→ SET PROBLEM: Copy the data precisely, keeping every character.

[Stored data]
********

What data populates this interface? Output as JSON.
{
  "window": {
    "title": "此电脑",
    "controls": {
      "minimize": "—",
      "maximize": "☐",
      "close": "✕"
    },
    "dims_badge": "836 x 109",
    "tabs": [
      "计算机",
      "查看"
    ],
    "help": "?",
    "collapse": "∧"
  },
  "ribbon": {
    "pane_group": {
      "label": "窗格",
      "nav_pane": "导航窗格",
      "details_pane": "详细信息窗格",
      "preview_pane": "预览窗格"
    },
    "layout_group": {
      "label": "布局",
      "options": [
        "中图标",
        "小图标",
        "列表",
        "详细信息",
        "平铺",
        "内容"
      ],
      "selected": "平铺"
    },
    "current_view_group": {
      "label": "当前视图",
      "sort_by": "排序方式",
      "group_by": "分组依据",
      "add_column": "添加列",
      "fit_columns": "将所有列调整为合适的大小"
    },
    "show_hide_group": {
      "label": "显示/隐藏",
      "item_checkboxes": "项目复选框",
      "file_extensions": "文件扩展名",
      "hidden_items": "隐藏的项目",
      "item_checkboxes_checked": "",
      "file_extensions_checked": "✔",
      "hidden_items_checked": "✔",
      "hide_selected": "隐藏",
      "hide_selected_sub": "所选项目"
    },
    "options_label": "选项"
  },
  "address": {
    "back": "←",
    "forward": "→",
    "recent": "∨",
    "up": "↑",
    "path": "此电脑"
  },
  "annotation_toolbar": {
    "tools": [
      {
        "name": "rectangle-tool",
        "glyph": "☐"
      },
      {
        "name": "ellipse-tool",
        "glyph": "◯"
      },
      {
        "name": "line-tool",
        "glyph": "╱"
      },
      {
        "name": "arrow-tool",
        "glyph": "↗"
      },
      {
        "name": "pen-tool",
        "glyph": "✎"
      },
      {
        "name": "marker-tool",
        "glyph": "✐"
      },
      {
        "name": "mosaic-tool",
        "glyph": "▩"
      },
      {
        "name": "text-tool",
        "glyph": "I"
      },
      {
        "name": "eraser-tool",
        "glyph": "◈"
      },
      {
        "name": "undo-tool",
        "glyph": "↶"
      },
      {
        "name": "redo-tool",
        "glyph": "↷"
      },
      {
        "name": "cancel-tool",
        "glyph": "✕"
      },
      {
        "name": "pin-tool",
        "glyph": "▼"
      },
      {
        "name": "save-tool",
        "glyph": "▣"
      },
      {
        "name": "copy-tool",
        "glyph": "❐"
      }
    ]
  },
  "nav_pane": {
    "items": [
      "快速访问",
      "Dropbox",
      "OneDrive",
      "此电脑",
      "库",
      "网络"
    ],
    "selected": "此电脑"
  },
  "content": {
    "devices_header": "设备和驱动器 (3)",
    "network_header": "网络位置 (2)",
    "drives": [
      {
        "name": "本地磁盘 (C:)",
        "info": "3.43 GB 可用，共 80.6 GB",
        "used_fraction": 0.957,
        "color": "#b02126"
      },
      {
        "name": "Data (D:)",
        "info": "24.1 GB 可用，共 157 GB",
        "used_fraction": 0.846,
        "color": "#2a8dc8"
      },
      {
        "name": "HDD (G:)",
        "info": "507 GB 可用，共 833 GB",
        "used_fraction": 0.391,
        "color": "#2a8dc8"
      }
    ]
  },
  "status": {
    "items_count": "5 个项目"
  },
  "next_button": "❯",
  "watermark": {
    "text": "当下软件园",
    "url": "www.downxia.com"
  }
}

********

→ SOLUTION:
What data populates this interface? Output as JSON.
{
  "window": {
    "title": "此电脑",
    "controls": {
      "minimize": "—",
      "maximize": "☐",
      "close": "✕"
    },
    "dims_badge": "836 x 109",
    "tabs": [
      "计算机",
      "查看"
    ],
    "help": "?",
    "collapse": "∧"
  },
  "ribbon": {
    "pane_group": {
      "label": "窗格",
      "nav_pane": "导航窗格",
      "details_pane": "详细信息窗格",
      "preview_pane": "预览窗格"
    },
    "layout_group": {
      "label": "布局",
      "options": [
        "中图标",
        "小图标",
        "列表",
        "详细信息",
        "平铺",
        "内容"
      ],
      "selected": "平铺"
    },
    "current_view_group": {
      "label": "当前视图",
      "sort_by": "排序方式",
      "group_by": "分组依据",
      "add_column": "添加列",
      "fit_columns": "将所有列调整为合适的大小"
    },
    "show_hide_group": {
      "label": "显示/隐藏",
      "item_checkboxes": "项目复选框",
      "file_extensions": "文件扩展名",
      "hidden_items": "隐藏的项目",
      "item_checkboxes_checked": "",
      "file_extensions_checked": "✔",
      "hidden_items_checked": "✔",
      "hide_selected": "隐藏",
      "hide_selected_sub": "所选项目"
    },
    "options_label": "选项"
  },
  "address": {
    "back": "←",
    "forward": "→",
    "recent": "∨",
    "up": "↑",
    "path": "此电脑"
  },
  "annotation_toolbar": {
    "tools": [
      {
        "name": "rectangle-tool",
        "glyph": "☐"
      },
      {
        "name": "ellipse-tool",
        "glyph": "◯"
      },
      {
        "name": "line-tool",
        "glyph": "╱"
      },
      {
        "name": "arrow-tool",
        "glyph": "↗"
      },
      {
        "name": "pen-tool",
        "glyph": "✎"
      },
      {
        "name": "marker-tool",
        "glyph": "✐"
      },
      {
        "name": "mosaic-tool",
        "glyph": "▩"
      },
      {
        "name": "text-tool",
        "glyph": "I"
      },
      {
        "name": "eraser-tool",
        "glyph": "◈"
      },
      {
        "name": "undo-tool",
        "glyph": "↶"
      },
      {
        "name": "redo-tool",
        "glyph": "↷"
      },
      {
        "name": "cancel-tool",
        "glyph": "✕"
      },
      {
        "name": "pin-tool",
        "glyph": "▼"
      },
      {
        "name": "save-tool",
        "glyph": "▣"
      },
      {
        "name": "copy-tool",
        "glyph": "❐"
      }
    ]
  },
  "nav_pane": {
    "items": [
      "快速访问",
      "Dropbox",
      "OneDrive",
      "此电脑",
      "库",
      "网络"
    ],
    "selected": "此电脑"
  },
  "content": {
    "devices_header": "设备和驱动器 (3)",
    "network_header": "网络位置 (2)",
    "drives": [
      {
        "name": "本地磁盘 (C:)",
        "info": "3.43 GB 可用，共 80.6 GB",
        "used_fraction": 0.957,
        "color": "#b02126"
      },
      {
        "name": "Data (D:)",
        "info": "24.1 GB 可用，共 157 GB",
        "used_fraction": 0.846,
        "color": "#2a8dc8"
      },
      {
        "name": "HDD (G:)",
        "info": "507 GB 可用，共 833 GB",
        "used_fraction": 0.391,
        "color": "#2a8dc8"
      }
    ]
  },
  "status": {
    "items_count": "5 个项目"
  },
  "next_button": "❯",
  "watermark": {
    "text": "当下软件园",
    "url": "www.downxia.com"
  }
}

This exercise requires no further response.